- EXERCISE BRIEF -
Set all the material down again unchanged, without the pictures.

- INPUT RECORDS -
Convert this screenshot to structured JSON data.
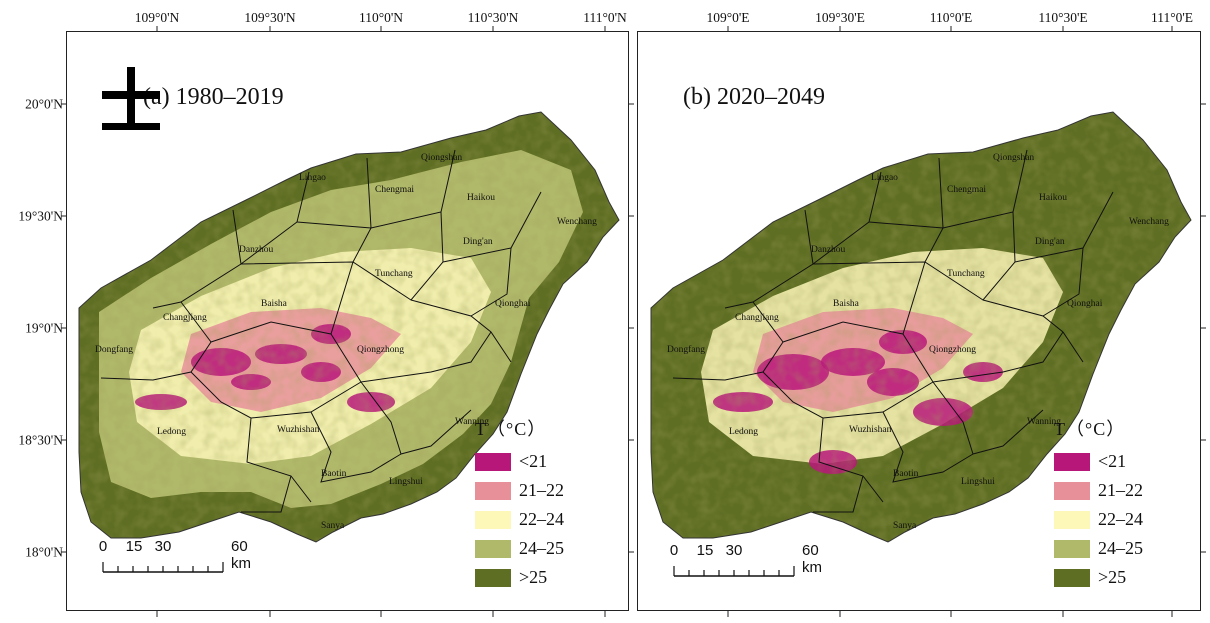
{
  "top_lon_labels_a": [
    "109°0'N",
    "109°30'N",
    "110°0'N",
    "110°30'N",
    "111°0'N"
  ],
  "top_lon_labels_b": [
    "109°0'E",
    "109°30'E",
    "110°0'E",
    "110°30'E",
    "111°0'E"
  ],
  "lat_labels": [
    "20°0'N",
    "19°30'N",
    "19°0'N",
    "18°30'N",
    "18°0'N"
  ],
  "panels": [
    {
      "title": "(a) 1980–2019"
    },
    {
      "title": "(b) 2020–2049"
    }
  ],
  "legend": {
    "title": "T（°C）",
    "items": [
      {
        "label": "<21",
        "color": "#b8177a"
      },
      {
        "label": "21–22",
        "color": "#e8909a"
      },
      {
        "label": "22–24",
        "color": "#fdf7b8"
      },
      {
        "label": "24–25",
        "color": "#b0b86a"
      },
      {
        "label": ">25",
        "color": "#5e6e23"
      }
    ]
  },
  "scale_bar": {
    "labels": [
      "0",
      "15",
      "30",
      "60 km"
    ]
  },
  "cities": [
    "Lingao",
    "Qiongshan",
    "Chengmai",
    "Haikou",
    "Wenchang",
    "Danzhou",
    "Ding'an",
    "Tunchang",
    "Qionghai",
    "Changjiang",
    "Baisha",
    "Dongfang",
    "Qiongzhong",
    "Ledong",
    "Wuzhishan",
    "Wanning",
    "Baotin",
    "Lingshui",
    "Sanya"
  ],
  "north_arrow": "north-arrow"
}
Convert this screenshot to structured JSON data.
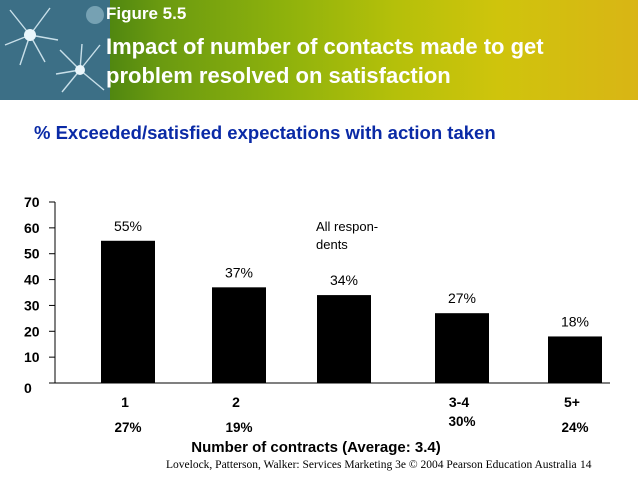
{
  "header": {
    "figure_label": "Figure 5.5",
    "title": "Impact of number of contacts made to get problem resolved on satisfaction"
  },
  "colors": {
    "bar": "#000000",
    "subtitle": "#0a2aa6"
  },
  "chart_data": {
    "type": "bar",
    "title": "% Exceeded/satisfied expectations with action taken",
    "xlabel": "Number of contracts (Average: 3.4)",
    "ylabel": "",
    "ylim": [
      0,
      70
    ],
    "yticks": [
      0,
      10,
      20,
      30,
      40,
      50,
      60,
      70
    ],
    "categories": [
      "1",
      "2",
      "",
      "3-4",
      "5+"
    ],
    "values": [
      55,
      37,
      34,
      27,
      18
    ],
    "value_labels": [
      "55%",
      "37%",
      "34%",
      "27%",
      "18%"
    ],
    "distribution_labels": [
      "27%",
      "19%",
      "",
      "30%",
      "24%"
    ],
    "annotation": "All respon-dents",
    "annotation_lines": [
      "All respon-",
      "dents"
    ]
  },
  "footer": {
    "citation": "Lovelock, Patterson, Walker: Services Marketing 3e © 2004 Pearson Education Australia",
    "page": "14"
  }
}
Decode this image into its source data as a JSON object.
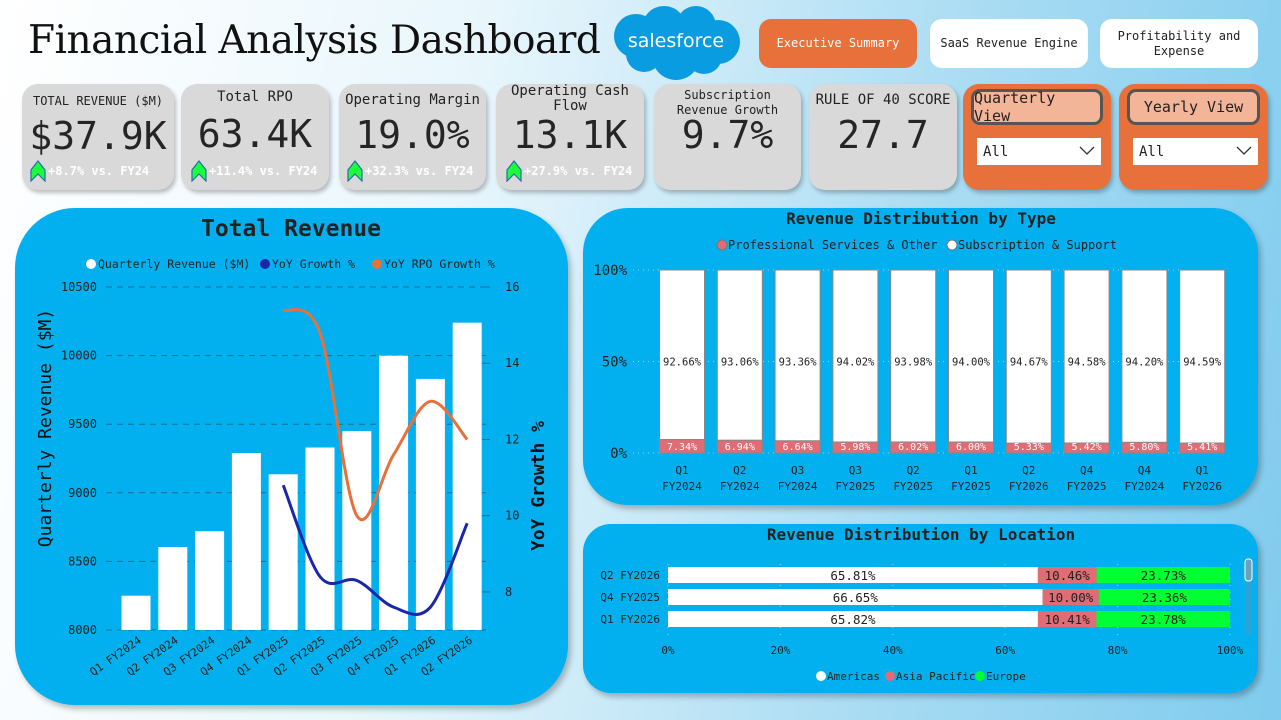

- ANSWER TO THIS EXERCISE -
Convert this screenshot to structured JSON data.
{
  "top_lon_labels_a": [
    "109°0'N",
    "109°30'N",
    "110°0'N",
    "110°30'N",
    "111°0'N"
  ],
  "top_lon_labels_b": [
    "109°0'E",
    "109°30'E",
    "110°0'E",
    "110°30'E",
    "111°0'E"
  ],
  "lat_labels": [
    "20°0'N",
    "19°30'N",
    "19°0'N",
    "18°30'N",
    "18°0'N"
  ],
  "panels": [
    {
      "title": "(a) 1980–2019"
    },
    {
      "title": "(b) 2020–2049"
    }
  ],
  "legend": {
    "title": "T（°C）",
    "items": [
      {
        "label": "<21",
        "color": "#b8177a"
      },
      {
        "label": "21–22",
        "color": "#e8909a"
      },
      {
        "label": "22–24",
        "color": "#fdf7b8"
      },
      {
        "label": "24–25",
        "color": "#b0b86a"
      },
      {
        "label": ">25",
        "color": "#5e6e23"
      }
    ]
  },
  "scale_bar": {
    "labels": [
      "0",
      "15",
      "30",
      "60 km"
    ]
  },
  "cities": [
    "Lingao",
    "Qiongshan",
    "Chengmai",
    "Haikou",
    "Wenchang",
    "Danzhou",
    "Ding'an",
    "Tunchang",
    "Qionghai",
    "Changjiang",
    "Baisha",
    "Dongfang",
    "Qiongzhong",
    "Ledong",
    "Wuzhishan",
    "Wanning",
    "Baotin",
    "Lingshui",
    "Sanya"
  ],
  "north_arrow": "north-arrow"
}
Convert this screenshot to structured JSON data.
{
  "header": {
    "figure_label": "Figure 5.5",
    "title": "Impact of number of contacts made to get problem resolved on satisfaction"
  },
  "colors": {
    "bar": "#000000",
    "subtitle": "#0a2aa6"
  },
  "chart_data": {
    "type": "bar",
    "title": "% Exceeded/satisfied expectations with action taken",
    "xlabel": "Number of contracts (Average: 3.4)",
    "ylabel": "",
    "ylim": [
      0,
      70
    ],
    "yticks": [
      0,
      10,
      20,
      30,
      40,
      50,
      60,
      70
    ],
    "categories": [
      "1",
      "2",
      "",
      "3-4",
      "5+"
    ],
    "values": [
      55,
      37,
      34,
      27,
      18
    ],
    "value_labels": [
      "55%",
      "37%",
      "34%",
      "27%",
      "18%"
    ],
    "distribution_labels": [
      "27%",
      "19%",
      "",
      "30%",
      "24%"
    ],
    "annotation": "All respon-dents",
    "annotation_lines": [
      "All respon-",
      "dents"
    ]
  },
  "footer": {
    "citation": "Lovelock, Patterson, Walker: Services Marketing 3e © 2004 Pearson Education Australia",
    "page": "14"
  }
}
Decode this image into its source data as a JSON object.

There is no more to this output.